* _Text block_:

Loss-Making Lucapa Forced into Administration
May 25, 25
(IDEX Online) - Lucapa Diamond Company has appointed voluntary administrators after sustained low diamond prices and operational challenges left the Australian miner unable to meet its financial obligations.
The company said (on 23 May) that Melbourne-based KordaMentha Restructuring - specialists in distressed companies -would undertake "an urgent assessment of the group and its operations ahead of a dual-track recapitalisation and sale process".
Richard Tucker and Paul Pracilio of KordaMentha have been appointed as administrators to Lucapa and its subsidiaries, including Brooking Diamonds Pty Ltd, Heartland Diamonds Pty Ltd, and Australian Natural Diamonds Pty Ltd.
Lucapa requested a trading halt on the Australian Securities Exchange (ASX) on 14 May, and its shares were suspended from quotation by 16 May.
The company holds a 40 per cent stake in the Lulo alluvial mine in Angola and is developing the Merlin Diamond Project in the Northern Territory, Australia.
Last June, Lucapa offloaded its 70 per cent stake in the Mothae mine, in Lesotho, to a local contractor for a nominal sum.
In its latest quarterly update, Lucapa reported a 36 per cent revenue increase and a 42 per cent rise in average per carat prices ($1,523) after resolving an 18-day blockade at its flagship Lulo mine related to community demands over social programs.
Despite these improvements, cash and receivables at quarter-end fell to A$2m, a year-on-year decline of 41 per cent.
The company reported a net loss of $1.5m for 2024, citing lower diamond prices, production disruptions, and challenging market conditions.
The company had secured firm commitments to raise A$2.67m through a share sales agreement and halved its office staff to reduce overheads.
Administrators are now working to preserve value for creditors and stakeholders as they assess the company's assets and operations.
Pic courtesy Lucapa shows Lulo mine.

* _Study material_:

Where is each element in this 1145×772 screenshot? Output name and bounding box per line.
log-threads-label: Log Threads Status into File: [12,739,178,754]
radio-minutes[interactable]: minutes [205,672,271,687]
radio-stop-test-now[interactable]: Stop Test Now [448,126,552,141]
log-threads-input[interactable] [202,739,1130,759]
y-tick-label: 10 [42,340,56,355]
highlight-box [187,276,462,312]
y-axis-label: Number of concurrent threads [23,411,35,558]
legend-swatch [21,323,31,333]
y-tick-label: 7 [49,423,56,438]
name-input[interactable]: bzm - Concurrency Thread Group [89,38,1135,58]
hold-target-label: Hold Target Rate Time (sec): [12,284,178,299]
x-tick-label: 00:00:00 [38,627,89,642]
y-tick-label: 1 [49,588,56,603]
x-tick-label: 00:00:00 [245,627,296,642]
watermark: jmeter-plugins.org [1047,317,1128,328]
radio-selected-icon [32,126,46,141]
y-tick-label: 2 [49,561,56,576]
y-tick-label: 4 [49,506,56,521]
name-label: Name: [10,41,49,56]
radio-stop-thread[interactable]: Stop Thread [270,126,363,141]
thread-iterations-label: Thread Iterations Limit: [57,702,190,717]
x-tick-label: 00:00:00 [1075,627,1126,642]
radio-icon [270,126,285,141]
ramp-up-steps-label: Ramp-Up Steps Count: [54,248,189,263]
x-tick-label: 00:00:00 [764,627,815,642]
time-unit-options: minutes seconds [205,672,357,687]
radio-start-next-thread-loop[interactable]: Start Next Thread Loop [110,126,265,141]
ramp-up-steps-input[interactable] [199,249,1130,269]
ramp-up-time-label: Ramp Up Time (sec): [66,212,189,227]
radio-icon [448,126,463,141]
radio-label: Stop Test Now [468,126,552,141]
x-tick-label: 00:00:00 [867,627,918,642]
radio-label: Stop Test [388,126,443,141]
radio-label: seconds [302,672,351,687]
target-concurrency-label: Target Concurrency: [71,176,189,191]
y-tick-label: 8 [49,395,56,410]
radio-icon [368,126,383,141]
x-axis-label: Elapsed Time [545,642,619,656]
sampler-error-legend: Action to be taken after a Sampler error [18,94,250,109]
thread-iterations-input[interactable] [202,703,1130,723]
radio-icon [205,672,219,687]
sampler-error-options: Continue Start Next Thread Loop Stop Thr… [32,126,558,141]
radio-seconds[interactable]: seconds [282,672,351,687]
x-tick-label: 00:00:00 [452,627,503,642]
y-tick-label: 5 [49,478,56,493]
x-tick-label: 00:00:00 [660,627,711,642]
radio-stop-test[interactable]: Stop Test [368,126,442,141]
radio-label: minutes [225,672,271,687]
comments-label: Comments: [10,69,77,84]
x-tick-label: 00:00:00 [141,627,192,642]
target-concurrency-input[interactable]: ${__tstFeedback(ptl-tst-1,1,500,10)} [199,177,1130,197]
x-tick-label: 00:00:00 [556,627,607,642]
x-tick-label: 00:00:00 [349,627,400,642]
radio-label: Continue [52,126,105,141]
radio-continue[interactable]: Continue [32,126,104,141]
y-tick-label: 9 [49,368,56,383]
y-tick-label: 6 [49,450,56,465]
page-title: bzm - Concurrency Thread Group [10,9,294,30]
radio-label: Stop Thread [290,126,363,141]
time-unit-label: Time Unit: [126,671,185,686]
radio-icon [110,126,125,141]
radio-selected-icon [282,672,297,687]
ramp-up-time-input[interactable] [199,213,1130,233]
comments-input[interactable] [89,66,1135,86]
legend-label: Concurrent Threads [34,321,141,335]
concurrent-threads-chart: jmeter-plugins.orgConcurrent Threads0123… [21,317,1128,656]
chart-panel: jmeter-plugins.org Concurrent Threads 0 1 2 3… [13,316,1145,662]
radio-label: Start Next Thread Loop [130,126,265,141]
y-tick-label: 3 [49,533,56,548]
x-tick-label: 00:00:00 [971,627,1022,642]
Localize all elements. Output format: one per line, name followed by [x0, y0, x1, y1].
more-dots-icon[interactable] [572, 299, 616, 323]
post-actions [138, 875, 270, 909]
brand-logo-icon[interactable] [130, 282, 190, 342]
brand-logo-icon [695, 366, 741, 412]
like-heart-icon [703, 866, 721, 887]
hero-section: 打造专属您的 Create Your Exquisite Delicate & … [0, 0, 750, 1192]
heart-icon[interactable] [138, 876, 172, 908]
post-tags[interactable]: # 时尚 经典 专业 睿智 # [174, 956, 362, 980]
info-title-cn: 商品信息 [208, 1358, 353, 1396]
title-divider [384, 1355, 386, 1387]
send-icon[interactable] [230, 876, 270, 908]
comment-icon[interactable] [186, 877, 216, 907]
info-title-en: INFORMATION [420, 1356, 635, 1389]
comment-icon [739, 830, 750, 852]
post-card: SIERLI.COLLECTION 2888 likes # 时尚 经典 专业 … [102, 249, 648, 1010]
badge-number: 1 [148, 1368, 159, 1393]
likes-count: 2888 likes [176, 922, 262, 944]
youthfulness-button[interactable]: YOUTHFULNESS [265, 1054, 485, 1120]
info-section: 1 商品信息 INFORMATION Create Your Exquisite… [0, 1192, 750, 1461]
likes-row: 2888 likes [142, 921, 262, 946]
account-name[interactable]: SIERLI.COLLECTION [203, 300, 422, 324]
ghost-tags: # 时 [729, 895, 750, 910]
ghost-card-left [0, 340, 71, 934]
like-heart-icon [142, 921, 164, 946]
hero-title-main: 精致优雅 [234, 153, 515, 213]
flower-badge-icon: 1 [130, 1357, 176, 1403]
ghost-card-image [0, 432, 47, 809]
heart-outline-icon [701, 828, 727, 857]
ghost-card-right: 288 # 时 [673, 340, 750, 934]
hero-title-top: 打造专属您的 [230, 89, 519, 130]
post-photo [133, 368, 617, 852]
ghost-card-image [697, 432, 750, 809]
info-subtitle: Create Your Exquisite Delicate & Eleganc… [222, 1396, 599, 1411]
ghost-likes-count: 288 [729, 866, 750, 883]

* _Problem_: Reproduce the full article on Lucapa Diamond Company entering administration, word for word.

* _Answer space_:
Loss-Making Lucapa Forced into Administration
May 25, 25
(IDEX Online) - Lucapa Diamond Company has appointed voluntary administrators after sustained low diamond prices and operational challenges left the Australian miner unable to meet its financial obligations.
The company said (on 23 May) that Melbourne-based KordaMentha Restructuring - specialists in distressed companies -would undertake "an urgent assessment of the group and its operations ahead of a dual-track recapitalisation and sale process".
Richard Tucker and Paul Pracilio of KordaMentha have been appointed as administrators to Lucapa and its subsidiaries, including Brooking Diamonds Pty Ltd, Heartland Diamonds Pty Ltd, and Australian Natural Diamonds Pty Ltd.
Lucapa requested a trading halt on the Australian Securities Exchange (ASX) on 14 May, and its shares were suspended from quotation by 16 May.
The company holds a 40 per cent stake in the Lulo alluvial mine in Angola and is developing the Merlin Diamond Project in the Northern Territory, Australia.
Last June, Lucapa offloaded its 70 per cent stake in the Mothae mine, in Lesotho, to a local contractor for a nominal sum.
In its latest quarterly update, Lucapa reported a 36 per cent revenue increase and a 42 per cent rise in average per carat prices ($1,523) after resolving an 18-day blockade at its flagship Lulo mine related to community demands over social programs.
Despite these improvements, cash and receivables at quarter-end fell to A$2m, a year-on-year decline of 41 per cent.
The company reported a net loss of $1.5m for 2024, citing lower diamond prices, production disruptions, and challenging market conditions.
The company had secured firm commitments to raise A$2.67m through a share sales agreement and halved its office staff to reduce overheads.
Administrators are now working to preserve value for creditors and stakeholders as they assess the company's assets and operations.
Pic courtesy Lucapa shows Lulo mine.